##### Provided data

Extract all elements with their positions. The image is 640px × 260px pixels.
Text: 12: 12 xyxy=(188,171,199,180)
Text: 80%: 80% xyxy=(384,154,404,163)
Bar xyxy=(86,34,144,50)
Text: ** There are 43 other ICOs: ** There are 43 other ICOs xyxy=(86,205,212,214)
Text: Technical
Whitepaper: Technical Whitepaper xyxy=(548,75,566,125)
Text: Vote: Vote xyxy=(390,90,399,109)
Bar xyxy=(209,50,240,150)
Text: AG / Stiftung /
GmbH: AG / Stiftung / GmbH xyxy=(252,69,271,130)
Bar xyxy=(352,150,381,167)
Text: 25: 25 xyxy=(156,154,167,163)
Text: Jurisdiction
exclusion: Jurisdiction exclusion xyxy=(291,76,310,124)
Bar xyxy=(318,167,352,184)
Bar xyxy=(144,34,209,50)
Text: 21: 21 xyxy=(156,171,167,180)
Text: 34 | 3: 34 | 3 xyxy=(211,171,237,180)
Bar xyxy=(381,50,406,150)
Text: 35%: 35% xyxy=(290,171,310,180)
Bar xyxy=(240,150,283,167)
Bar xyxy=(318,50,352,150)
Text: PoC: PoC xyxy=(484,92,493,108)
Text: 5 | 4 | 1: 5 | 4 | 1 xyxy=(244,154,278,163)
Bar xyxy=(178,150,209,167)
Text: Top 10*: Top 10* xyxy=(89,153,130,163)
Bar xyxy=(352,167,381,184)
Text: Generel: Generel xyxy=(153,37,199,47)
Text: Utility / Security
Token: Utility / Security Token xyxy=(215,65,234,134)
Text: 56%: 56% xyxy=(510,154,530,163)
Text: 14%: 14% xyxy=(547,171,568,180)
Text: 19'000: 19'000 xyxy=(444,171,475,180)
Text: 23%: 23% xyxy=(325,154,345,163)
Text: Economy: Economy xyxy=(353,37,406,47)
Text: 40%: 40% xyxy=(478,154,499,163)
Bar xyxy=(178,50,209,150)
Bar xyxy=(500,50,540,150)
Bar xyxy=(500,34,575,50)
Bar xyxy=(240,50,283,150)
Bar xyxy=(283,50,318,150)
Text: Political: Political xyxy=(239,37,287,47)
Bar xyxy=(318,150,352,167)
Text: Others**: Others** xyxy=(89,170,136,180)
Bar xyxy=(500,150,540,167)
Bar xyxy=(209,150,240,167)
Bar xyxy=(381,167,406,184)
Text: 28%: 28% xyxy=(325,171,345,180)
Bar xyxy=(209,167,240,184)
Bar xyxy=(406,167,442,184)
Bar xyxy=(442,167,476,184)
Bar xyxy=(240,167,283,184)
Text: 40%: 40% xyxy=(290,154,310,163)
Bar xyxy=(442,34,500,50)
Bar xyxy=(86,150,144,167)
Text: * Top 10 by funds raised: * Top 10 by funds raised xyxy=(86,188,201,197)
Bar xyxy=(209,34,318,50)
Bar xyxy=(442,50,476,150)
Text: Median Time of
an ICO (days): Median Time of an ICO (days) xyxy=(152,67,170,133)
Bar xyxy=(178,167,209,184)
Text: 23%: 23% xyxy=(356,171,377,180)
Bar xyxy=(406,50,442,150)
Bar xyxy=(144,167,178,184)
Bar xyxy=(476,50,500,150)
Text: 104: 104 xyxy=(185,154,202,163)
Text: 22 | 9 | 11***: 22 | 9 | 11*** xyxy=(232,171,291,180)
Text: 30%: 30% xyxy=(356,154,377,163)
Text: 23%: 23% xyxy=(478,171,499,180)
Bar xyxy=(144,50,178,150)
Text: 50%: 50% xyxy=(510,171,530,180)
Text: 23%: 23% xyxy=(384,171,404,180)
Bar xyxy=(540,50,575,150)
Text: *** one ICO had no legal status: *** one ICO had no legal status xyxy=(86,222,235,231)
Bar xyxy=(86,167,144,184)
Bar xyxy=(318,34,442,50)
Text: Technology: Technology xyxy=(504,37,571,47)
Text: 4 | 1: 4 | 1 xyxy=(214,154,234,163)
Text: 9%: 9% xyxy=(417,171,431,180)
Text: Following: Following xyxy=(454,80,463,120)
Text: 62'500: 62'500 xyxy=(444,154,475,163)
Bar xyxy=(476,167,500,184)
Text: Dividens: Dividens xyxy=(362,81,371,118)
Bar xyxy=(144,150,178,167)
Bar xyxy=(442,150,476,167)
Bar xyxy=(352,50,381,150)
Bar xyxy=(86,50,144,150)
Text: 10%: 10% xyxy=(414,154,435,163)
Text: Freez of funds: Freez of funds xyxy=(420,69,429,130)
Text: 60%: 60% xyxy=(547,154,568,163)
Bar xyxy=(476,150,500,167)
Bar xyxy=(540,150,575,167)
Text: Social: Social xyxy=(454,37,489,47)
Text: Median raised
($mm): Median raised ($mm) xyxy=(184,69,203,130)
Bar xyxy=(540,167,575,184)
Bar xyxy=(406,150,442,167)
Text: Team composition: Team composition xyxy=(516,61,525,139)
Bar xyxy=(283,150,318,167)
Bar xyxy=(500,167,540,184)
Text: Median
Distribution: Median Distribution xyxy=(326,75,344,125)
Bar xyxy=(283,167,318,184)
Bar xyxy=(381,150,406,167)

##########

Aim of the task:
Copy the material above word for word, from its first line through the line containing "Text: Economy: Economy xyxy=(353,37,406,47)", including that line.

Answer to the exercise:
Extract all elements with their positions. The image is 640px × 260px pixels.
Text: 12: 12 xyxy=(188,171,199,180)
Text: 80%: 80% xyxy=(384,154,404,163)
Bar xyxy=(86,34,144,50)
Text: ** There are 43 other ICOs: ** There are 43 other ICOs xyxy=(86,205,212,214)
Text: Technical
Whitepaper: Technical Whitepaper xyxy=(548,75,566,125)
Text: Vote: Vote xyxy=(390,90,399,109)
Bar xyxy=(209,50,240,150)
Text: AG / Stiftung /
GmbH: AG / Stiftung / GmbH xyxy=(252,69,271,130)
Bar xyxy=(352,150,381,167)
Text: 25: 25 xyxy=(156,154,167,163)
Text: Jurisdiction
exclusion: Jurisdiction exclusion xyxy=(291,76,310,124)
Bar xyxy=(318,167,352,184)
Bar xyxy=(144,34,209,50)
Text: 21: 21 xyxy=(156,171,167,180)
Text: 34 | 3: 34 | 3 xyxy=(211,171,237,180)
Bar xyxy=(381,50,406,150)
Text: 35%: 35% xyxy=(290,171,310,180)
Bar xyxy=(240,150,283,167)
Bar xyxy=(318,50,352,150)
Text: PoC: PoC xyxy=(484,92,493,108)
Text: 5 | 4 | 1: 5 | 4 | 1 xyxy=(244,154,278,163)
Bar xyxy=(178,150,209,167)
Text: Top 10*: Top 10* xyxy=(89,153,130,163)
Bar xyxy=(352,167,381,184)
Text: Generel: Generel xyxy=(153,37,199,47)
Text: Utility / Security
Token: Utility / Security Token xyxy=(215,65,234,134)
Text: 56%: 56% xyxy=(510,154,530,163)
Text: 14%: 14% xyxy=(547,171,568,180)
Text: 19'000: 19'000 xyxy=(444,171,475,180)
Text: 23%: 23% xyxy=(325,154,345,163)
Text: Economy: Economy xyxy=(353,37,406,47)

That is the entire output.